> Problem to solve:
Each entry below is to be duplicated verbatim.

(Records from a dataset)
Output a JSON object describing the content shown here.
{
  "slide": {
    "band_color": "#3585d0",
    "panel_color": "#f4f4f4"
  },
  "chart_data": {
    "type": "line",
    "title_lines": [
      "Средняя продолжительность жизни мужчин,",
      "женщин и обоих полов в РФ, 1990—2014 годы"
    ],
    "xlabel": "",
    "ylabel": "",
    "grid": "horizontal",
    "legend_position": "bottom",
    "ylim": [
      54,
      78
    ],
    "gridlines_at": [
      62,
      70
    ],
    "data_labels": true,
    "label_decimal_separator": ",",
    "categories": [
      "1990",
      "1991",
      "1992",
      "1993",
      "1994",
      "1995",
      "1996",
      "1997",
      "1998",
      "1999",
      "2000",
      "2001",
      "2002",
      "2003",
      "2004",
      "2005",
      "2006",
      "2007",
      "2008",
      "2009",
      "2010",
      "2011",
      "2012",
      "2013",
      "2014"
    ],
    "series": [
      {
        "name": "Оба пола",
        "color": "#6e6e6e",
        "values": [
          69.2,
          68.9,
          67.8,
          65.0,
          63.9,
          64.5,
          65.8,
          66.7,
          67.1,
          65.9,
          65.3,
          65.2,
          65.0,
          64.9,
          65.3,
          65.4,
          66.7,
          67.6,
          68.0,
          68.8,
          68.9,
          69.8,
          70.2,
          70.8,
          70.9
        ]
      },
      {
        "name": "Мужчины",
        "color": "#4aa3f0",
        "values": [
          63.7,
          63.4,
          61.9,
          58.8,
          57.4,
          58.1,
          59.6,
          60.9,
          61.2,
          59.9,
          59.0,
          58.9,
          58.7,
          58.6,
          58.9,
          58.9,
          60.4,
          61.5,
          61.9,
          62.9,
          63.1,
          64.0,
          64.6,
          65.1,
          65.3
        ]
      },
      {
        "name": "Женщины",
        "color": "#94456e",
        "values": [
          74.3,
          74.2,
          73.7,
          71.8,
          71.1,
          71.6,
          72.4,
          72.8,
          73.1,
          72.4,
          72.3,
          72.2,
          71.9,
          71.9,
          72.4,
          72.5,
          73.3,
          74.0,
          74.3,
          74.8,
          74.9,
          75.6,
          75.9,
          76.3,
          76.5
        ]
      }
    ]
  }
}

> Solution for this problem:
Output a JSON object describing the content shown here.
{
  "slide": {
    "band_color": "#3585d0",
    "panel_color": "#f4f4f4"
  },
  "chart_data": {
    "type": "line",
    "title_lines": [
      "Средняя продолжительность жизни мужчин,",
      "женщин и обоих полов в РФ, 1990—2014 годы"
    ],
    "xlabel": "",
    "ylabel": "",
    "grid": "horizontal",
    "legend_position": "bottom",
    "ylim": [
      54,
      78
    ],
    "gridlines_at": [
      62,
      70
    ],
    "data_labels": true,
    "label_decimal_separator": ",",
    "categories": [
      "1990",
      "1991",
      "1992",
      "1993",
      "1994",
      "1995",
      "1996",
      "1997",
      "1998",
      "1999",
      "2000",
      "2001",
      "2002",
      "2003",
      "2004",
      "2005",
      "2006",
      "2007",
      "2008",
      "2009",
      "2010",
      "2011",
      "2012",
      "2013",
      "2014"
    ],
    "series": [
      {
        "name": "Оба пола",
        "color": "#6e6e6e",
        "values": [
          69.2,
          68.9,
          67.8,
          65.0,
          63.9,
          64.5,
          65.8,
          66.7,
          67.1,
          65.9,
          65.3,
          65.2,
          65.0,
          64.9,
          65.3,
          65.4,
          66.7,
          67.6,
          68.0,
          68.8,
          68.9,
          69.8,
          70.2,
          70.8,
          70.9
        ]
      },
      {
        "name": "Мужчины",
        "color": "#4aa3f0",
        "values": [
          63.7,
          63.4,
          61.9,
          58.8,
          57.4,
          58.1,
          59.6,
          60.9,
          61.2,
          59.9,
          59.0,
          58.9,
          58.7,
          58.6,
          58.9,
          58.9,
          60.4,
          61.5,
          61.9,
          62.9,
          63.1,
          64.0,
          64.6,
          65.1,
          65.3
        ]
      },
      {
        "name": "Женщины",
        "color": "#94456e",
        "values": [
          74.3,
          74.2,
          73.7,
          71.8,
          71.1,
          71.6,
          72.4,
          72.8,
          73.1,
          72.4,
          72.3,
          72.2,
          71.9,
          71.9,
          72.4,
          72.5,
          73.3,
          74.0,
          74.3,
          74.8,
          74.9,
          75.6,
          75.9,
          76.3,
          76.5
        ]
      }
    ]
  }
}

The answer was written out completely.